What the task asks: Could you write out the records below exactly as they appear?

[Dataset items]
+-------+
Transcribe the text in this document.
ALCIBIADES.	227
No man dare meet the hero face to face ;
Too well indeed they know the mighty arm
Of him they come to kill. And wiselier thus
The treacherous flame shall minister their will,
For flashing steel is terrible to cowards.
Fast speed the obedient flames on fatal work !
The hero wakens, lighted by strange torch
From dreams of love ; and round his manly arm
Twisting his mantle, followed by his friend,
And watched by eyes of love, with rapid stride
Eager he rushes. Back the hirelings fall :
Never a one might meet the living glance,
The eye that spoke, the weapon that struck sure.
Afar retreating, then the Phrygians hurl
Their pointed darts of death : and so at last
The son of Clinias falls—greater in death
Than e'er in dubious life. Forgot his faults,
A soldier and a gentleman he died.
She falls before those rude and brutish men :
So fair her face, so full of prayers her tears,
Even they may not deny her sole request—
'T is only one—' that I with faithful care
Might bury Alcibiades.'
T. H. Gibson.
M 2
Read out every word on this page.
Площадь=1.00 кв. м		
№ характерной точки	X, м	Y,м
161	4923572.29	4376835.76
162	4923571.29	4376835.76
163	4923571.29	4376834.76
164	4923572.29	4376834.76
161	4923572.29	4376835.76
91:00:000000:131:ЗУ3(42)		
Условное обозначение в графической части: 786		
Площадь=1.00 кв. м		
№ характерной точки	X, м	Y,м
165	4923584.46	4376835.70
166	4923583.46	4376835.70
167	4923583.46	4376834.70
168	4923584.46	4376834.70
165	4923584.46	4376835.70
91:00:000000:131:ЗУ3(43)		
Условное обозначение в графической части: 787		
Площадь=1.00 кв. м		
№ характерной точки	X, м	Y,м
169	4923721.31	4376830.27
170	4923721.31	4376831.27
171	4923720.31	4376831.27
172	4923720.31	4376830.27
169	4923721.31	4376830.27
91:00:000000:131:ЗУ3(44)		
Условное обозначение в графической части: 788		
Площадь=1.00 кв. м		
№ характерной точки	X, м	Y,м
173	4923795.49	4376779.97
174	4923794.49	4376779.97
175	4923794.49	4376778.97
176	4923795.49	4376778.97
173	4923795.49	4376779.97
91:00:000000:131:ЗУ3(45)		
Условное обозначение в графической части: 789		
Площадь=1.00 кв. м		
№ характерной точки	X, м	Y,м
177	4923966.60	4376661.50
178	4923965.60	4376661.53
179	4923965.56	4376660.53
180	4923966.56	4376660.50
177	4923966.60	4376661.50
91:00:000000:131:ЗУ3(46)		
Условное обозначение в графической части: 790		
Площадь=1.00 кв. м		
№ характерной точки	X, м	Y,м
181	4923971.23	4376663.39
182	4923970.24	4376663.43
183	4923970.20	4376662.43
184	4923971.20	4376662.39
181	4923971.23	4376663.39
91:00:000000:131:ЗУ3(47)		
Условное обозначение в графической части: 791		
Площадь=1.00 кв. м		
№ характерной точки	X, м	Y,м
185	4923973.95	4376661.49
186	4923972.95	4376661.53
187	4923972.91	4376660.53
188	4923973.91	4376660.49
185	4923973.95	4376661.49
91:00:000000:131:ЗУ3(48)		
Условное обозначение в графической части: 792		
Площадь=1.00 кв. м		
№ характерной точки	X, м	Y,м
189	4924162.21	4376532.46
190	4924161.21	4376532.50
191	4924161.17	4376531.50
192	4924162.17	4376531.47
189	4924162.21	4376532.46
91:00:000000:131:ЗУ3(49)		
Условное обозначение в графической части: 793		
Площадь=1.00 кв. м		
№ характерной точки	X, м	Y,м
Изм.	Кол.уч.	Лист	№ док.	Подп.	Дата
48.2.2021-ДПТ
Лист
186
+-------+
In response:
Transcribe the text in this document.
ALCIBIADES.	227
No man dare meet the hero face to face ;
Too well indeed they know the mighty arm
Of him they come to kill. And wiselier thus
The treacherous flame shall minister their will,
For flashing steel is terrible to cowards.
Fast speed the obedient flames on fatal work !
The hero wakens, lighted by strange torch
From dreams of love ; and round his manly arm
Twisting his mantle, followed by his friend,
And watched by eyes of love, with rapid stride
Eager he rushes. Back the hirelings fall :
Never a one might meet the living glance,
The eye that spoke, the weapon that struck sure.
Afar retreating, then the Phrygians hurl
Their pointed darts of death : and so at last
The son of Clinias falls—greater in death
Than e'er in dubious life. Forgot his faults,
A soldier and a gentleman he died.
She falls before those rude and brutish men :
So fair her face, so full of prayers her tears,
Even they may not deny her sole request—
'T is only one—' that I with faithful care
Might bury Alcibiades.'
T. H. Gibson.
M 2
Read out every word on this page.
Площадь=1.00 кв. м		
№ характерной точки	X, м	Y,м
161	4923572.29	4376835.76
162	4923571.29	4376835.76
163	4923571.29	4376834.76
164	4923572.29	4376834.76
161	4923572.29	4376835.76
91:00:000000:131:ЗУ3(42)		
Условное обозначение в графической части: 786		
Площадь=1.00 кв. м		
№ характерной точки	X, м	Y,м
165	4923584.46	4376835.70
166	4923583.46	4376835.70
167	4923583.46	4376834.70
168	4923584.46	4376834.70
165	4923584.46	4376835.70
91:00:000000:131:ЗУ3(43)		
Условное обозначение в графической части: 787		
Площадь=1.00 кв. м		
№ характерной точки	X, м	Y,м
169	4923721.31	4376830.27
170	4923721.31	4376831.27
171	4923720.31	4376831.27
172	4923720.31	4376830.27
169	4923721.31	4376830.27
91:00:000000:131:ЗУ3(44)		
Условное обозначение в графической части: 788		
Площадь=1.00 кв. м		
№ характерной точки	X, м	Y,м
173	4923795.49	4376779.97
174	4923794.49	4376779.97
175	4923794.49	4376778.97
176	4923795.49	4376778.97
173	4923795.49	4376779.97
91:00:000000:131:ЗУ3(45)		
Условное обозначение в графической части: 789		
Площадь=1.00 кв. м		
№ характерной точки	X, м	Y,м
177	4923966.60	4376661.50
178	4923965.60	4376661.53
179	4923965.56	4376660.53
180	4923966.56	4376660.50
177	4923966.60	4376661.50
91:00:000000:131:ЗУ3(46)		
Условное обозначение в графической части: 790		
Площадь=1.00 кв. м		
№ характерной точки	X, м	Y,м
181	4923971.23	4376663.39
182	4923970.24	4376663.43
183	4923970.20	4376662.43
184	4923971.20	4376662.39
181	4923971.23	4376663.39
91:00:000000:131:ЗУ3(47)		
Условное обозначение в графической части: 791		
Площадь=1.00 кв. м		
№ характерной точки	X, м	Y,м
185	4923973.95	4376661.49
186	4923972.95	4376661.53
187	4923972.91	4376660.53
188	4923973.91	4376660.49
185	4923973.95	4376661.49
91:00:000000:131:ЗУ3(48)		
Условное обозначение в графической части: 792		
Площадь=1.00 кв. м		
№ характерной точки	X, м	Y,м
189	4924162.21	4376532.46
190	4924161.21	4376532.50
191	4924161.17	4376531.50
192	4924162.17	4376531.47
189	4924162.21	4376532.46
91:00:000000:131:ЗУ3(49)		
Условное обозначение в графической части: 793		
Площадь=1.00 кв. м		
№ характерной точки	X, м	Y,м
Изм.	Кол.уч.	Лист	№ док.	Подп.	Дата
48.2.2021-ДПТ
Лист
186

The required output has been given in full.